Repeat the data that follows, word for word, without the images.
------------------------------------------------------------
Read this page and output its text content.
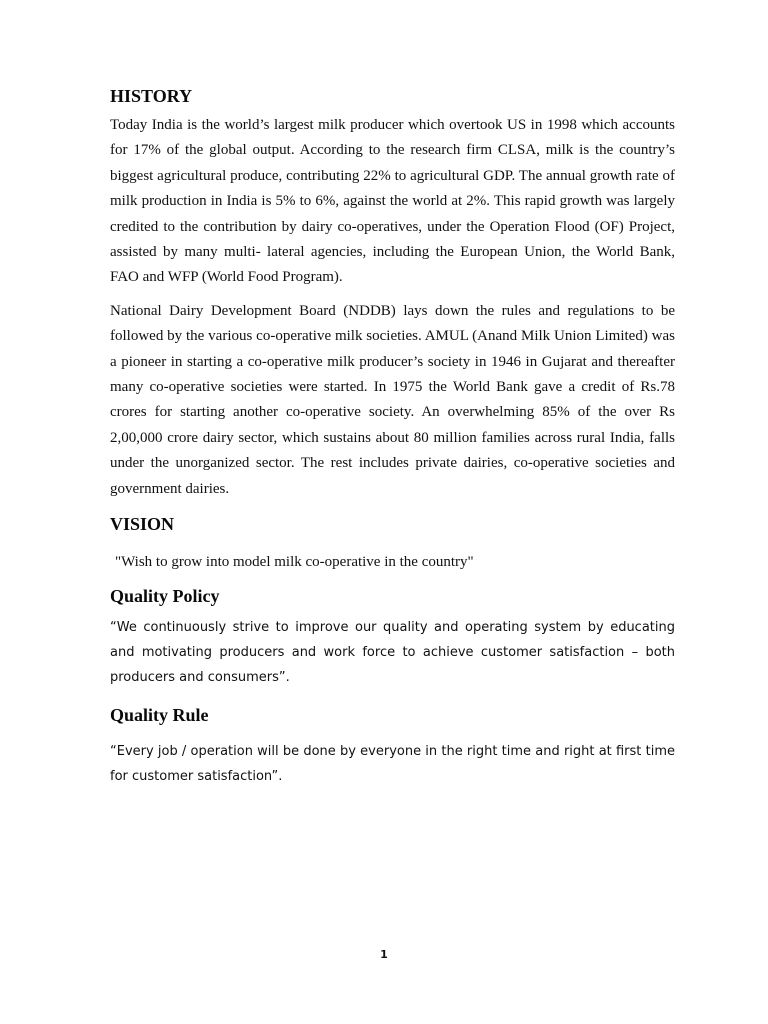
HISTORY

Today India is the world’s largest milk producer which overtook US in 1998 which accounts for 17% of the global output. According to the research firm CLSA, milk is the country’s biggest agricultural produce, contributing 22% to agricultural GDP. The annual growth rate of milk production in India is 5% to 6%, against the world at 2%. This rapid growth was largely credited to the contribution by dairy co-operatives, under the Operation Flood (OF) Project, assisted by many multi- lateral agencies, including the European Union, the World Bank, FAO and WFP (World Food Program).

National Dairy Development Board (NDDB) lays down the rules and regulations to be followed by the various co-operative milk societies. AMUL (Anand Milk Union Limited) was a pioneer in starting a co-operative milk producer’s society in 1946 in Gujarat and thereafter many co-operative societies were started. In 1975 the World Bank gave a credit of Rs.78 crores for starting another co-operative society. An overwhelming 85% of the over Rs 2,00,000 crore dairy sector, which sustains about 80 million families across rural India, falls under the unorganized sector. The rest includes private dairies, co-operative societies and government dairies.

VISION

"Wish to grow into model milk co-operative in the country"

Quality Policy

“We continuously strive to improve our quality and operating system by educating and motivating producers and work force to achieve customer satisfaction – both producers and consumers”.

Quality Rule

“Every job / operation will be done by everyone in the right time and right at first time for customer satisfaction”.

1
------------------------------------------------------------
Solution below
Read this page and output its text content.
HISTORY

Today India is the world’s largest milk producer which overtook US in 1998 which accounts for 17% of the global output. According to the research firm CLSA, milk is the country’s biggest agricultural produce, contributing 22% to agricultural GDP. The annual growth rate of milk production in India is 5% to 6%, against the world at 2%. This rapid growth was largely credited to the contribution by dairy co-operatives, under the Operation Flood (OF) Project, assisted by many multi- lateral agencies, including the European Union, the World Bank, FAO and WFP (World Food Program).

National Dairy Development Board (NDDB) lays down the rules and regulations to be followed by the various co-operative milk societies. AMUL (Anand Milk Union Limited) was a pioneer in starting a co-operative milk producer’s society in 1946 in Gujarat and thereafter many co-operative societies were started. In 1975 the World Bank gave a credit of Rs.78 crores for starting another co-operative society. An overwhelming 85% of the over Rs 2,00,000 crore dairy sector, which sustains about 80 million families across rural India, falls under the unorganized sector. The rest includes private dairies, co-operative societies and government dairies.

VISION

"Wish to grow into model milk co-operative in the country"

Quality Policy

“We continuously strive to improve our quality and operating system by educating and motivating producers and work force to achieve customer satisfaction – both producers and consumers”.

Quality Rule

“Every job / operation will be done by everyone in the right time and right at first time for customer satisfaction”.

1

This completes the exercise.